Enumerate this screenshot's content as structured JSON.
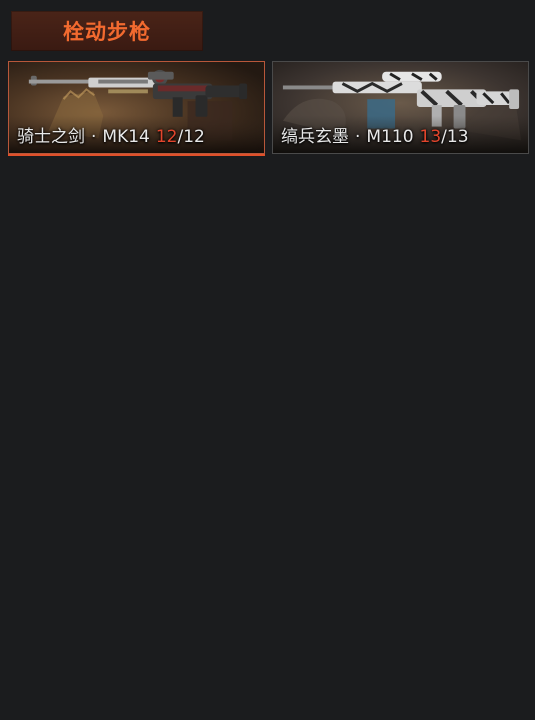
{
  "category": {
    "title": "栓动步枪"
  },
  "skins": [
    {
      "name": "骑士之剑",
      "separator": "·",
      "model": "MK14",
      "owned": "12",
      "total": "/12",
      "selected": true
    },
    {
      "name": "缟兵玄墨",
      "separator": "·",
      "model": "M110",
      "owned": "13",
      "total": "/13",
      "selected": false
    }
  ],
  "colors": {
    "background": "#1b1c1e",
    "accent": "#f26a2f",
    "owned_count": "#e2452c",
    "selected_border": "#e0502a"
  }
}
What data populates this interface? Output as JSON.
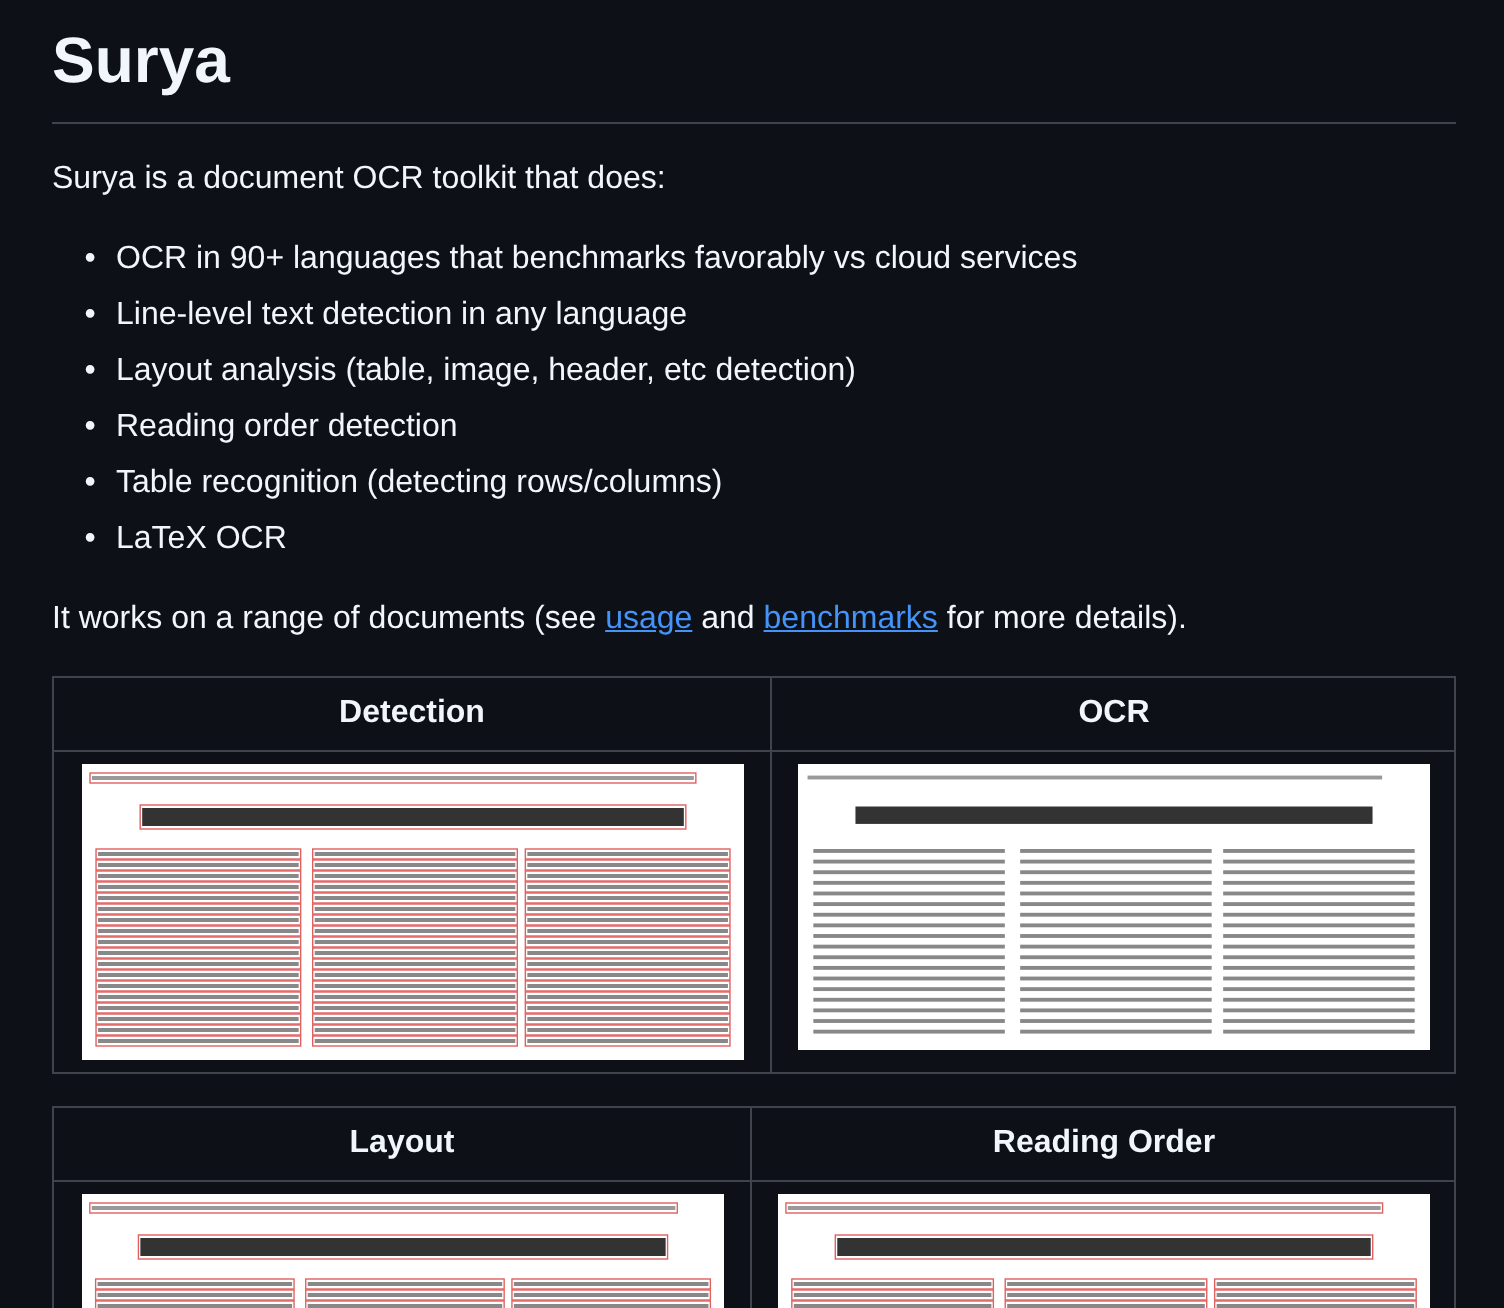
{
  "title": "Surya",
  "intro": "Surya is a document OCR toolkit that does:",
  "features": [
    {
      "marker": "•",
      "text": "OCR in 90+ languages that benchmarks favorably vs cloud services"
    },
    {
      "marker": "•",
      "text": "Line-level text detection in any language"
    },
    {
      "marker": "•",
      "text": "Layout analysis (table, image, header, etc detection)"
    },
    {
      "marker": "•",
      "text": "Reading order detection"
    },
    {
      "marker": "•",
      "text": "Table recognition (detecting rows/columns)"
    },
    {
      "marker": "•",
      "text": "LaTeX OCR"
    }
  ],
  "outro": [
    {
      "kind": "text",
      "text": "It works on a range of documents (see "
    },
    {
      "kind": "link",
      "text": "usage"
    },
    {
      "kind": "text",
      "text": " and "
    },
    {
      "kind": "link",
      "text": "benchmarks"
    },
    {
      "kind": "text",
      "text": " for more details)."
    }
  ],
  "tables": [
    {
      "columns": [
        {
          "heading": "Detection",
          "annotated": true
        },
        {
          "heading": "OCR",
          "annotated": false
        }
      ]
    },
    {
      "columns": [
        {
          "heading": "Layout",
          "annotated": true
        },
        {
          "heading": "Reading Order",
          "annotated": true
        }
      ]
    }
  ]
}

* * * * *

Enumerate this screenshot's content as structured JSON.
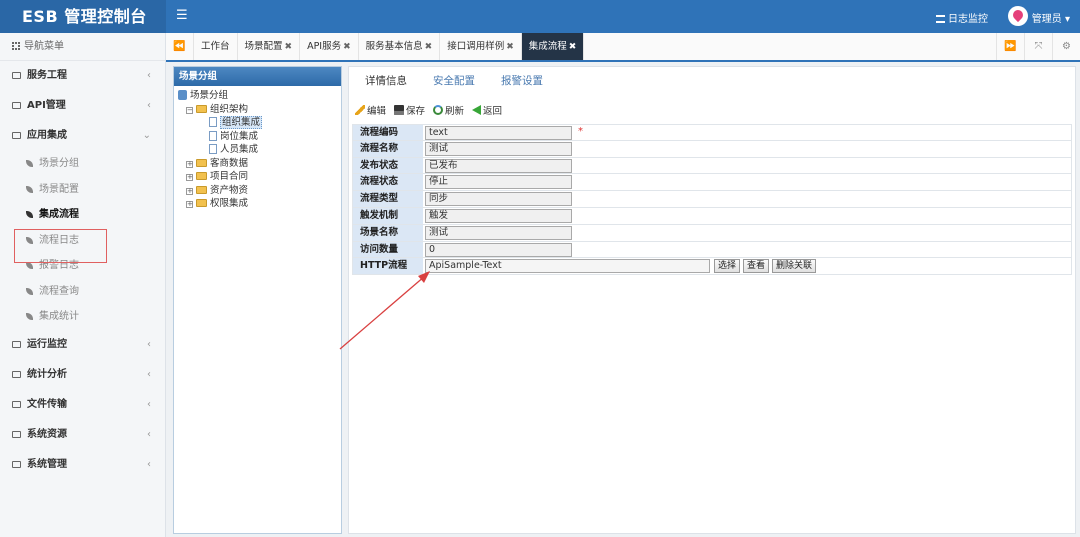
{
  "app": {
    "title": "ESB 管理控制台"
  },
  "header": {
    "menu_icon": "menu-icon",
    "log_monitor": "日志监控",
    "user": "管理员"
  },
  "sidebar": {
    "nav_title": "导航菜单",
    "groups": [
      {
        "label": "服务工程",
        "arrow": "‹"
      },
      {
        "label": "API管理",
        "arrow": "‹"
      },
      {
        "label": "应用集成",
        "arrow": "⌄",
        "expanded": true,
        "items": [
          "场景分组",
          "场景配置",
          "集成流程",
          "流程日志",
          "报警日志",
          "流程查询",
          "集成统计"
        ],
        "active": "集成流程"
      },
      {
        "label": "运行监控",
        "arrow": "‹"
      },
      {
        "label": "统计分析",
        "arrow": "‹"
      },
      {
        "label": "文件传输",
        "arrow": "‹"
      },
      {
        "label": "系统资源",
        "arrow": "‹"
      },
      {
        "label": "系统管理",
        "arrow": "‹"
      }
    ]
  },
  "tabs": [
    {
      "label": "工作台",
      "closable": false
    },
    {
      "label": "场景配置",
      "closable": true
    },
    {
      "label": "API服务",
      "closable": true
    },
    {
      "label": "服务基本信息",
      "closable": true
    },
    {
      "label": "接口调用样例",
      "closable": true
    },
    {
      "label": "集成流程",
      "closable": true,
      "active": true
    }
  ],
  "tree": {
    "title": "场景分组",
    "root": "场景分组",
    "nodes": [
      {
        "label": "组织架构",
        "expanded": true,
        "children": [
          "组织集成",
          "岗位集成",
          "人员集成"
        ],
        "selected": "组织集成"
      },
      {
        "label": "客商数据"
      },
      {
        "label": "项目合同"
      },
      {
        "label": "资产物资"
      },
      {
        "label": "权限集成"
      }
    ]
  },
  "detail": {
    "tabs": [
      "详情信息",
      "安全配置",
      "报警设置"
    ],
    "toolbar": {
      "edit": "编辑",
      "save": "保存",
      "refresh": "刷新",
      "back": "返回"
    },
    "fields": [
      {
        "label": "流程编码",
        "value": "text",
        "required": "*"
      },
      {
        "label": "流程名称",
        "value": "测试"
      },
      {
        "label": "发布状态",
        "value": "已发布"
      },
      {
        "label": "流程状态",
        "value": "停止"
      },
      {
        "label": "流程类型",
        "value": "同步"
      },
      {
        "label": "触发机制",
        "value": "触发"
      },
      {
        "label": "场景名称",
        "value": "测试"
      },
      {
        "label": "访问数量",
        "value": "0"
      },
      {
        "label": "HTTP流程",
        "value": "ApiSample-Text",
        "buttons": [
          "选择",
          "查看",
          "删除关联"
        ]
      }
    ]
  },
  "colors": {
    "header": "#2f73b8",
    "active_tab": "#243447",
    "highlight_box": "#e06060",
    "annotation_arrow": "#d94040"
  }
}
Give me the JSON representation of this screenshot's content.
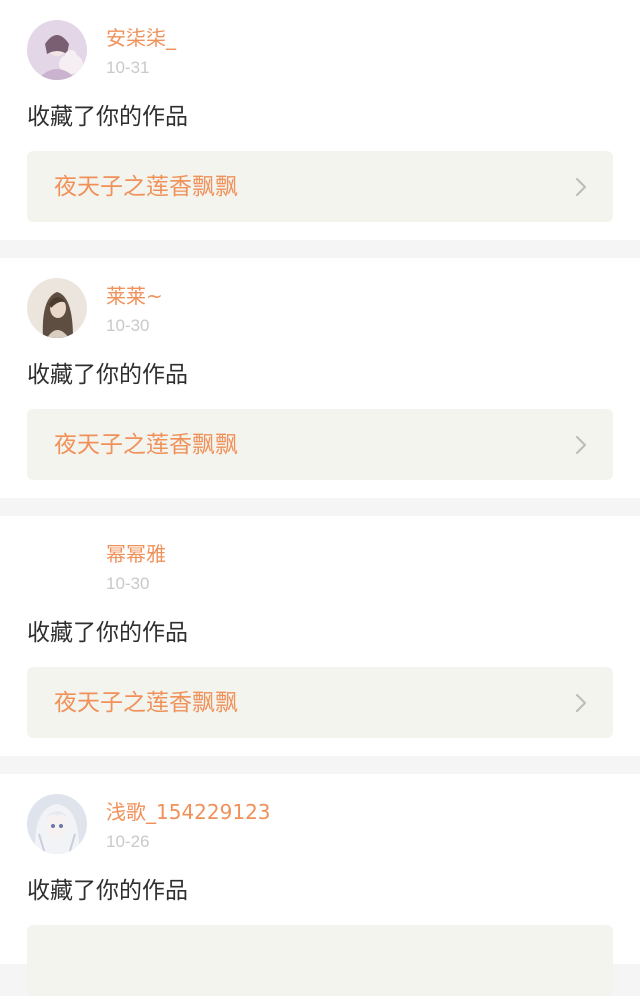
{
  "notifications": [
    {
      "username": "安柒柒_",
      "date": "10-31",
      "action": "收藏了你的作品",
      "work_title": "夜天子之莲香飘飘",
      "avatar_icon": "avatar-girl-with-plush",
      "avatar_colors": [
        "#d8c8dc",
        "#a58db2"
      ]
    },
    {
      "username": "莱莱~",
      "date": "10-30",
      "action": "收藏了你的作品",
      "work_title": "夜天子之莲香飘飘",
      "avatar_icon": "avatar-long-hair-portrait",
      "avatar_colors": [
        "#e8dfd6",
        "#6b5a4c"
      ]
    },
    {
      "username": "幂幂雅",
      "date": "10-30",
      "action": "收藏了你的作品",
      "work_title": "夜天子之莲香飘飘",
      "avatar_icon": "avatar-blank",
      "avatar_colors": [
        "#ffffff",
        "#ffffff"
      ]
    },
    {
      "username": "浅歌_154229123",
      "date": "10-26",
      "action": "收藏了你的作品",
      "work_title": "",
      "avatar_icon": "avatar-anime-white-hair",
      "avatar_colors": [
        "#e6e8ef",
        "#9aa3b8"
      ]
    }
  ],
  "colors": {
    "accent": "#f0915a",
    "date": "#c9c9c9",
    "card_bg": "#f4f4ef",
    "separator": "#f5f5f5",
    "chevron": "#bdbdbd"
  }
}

* * * * *

Find each line in the records holding the string "this" and show it.

Enumerate this screenshot's content as structured JSON.
What data populates this interface? Output as JSON.
Enumerate this screenshot's content as structured JSON.
Give me the JSON representation of this screenshot's content.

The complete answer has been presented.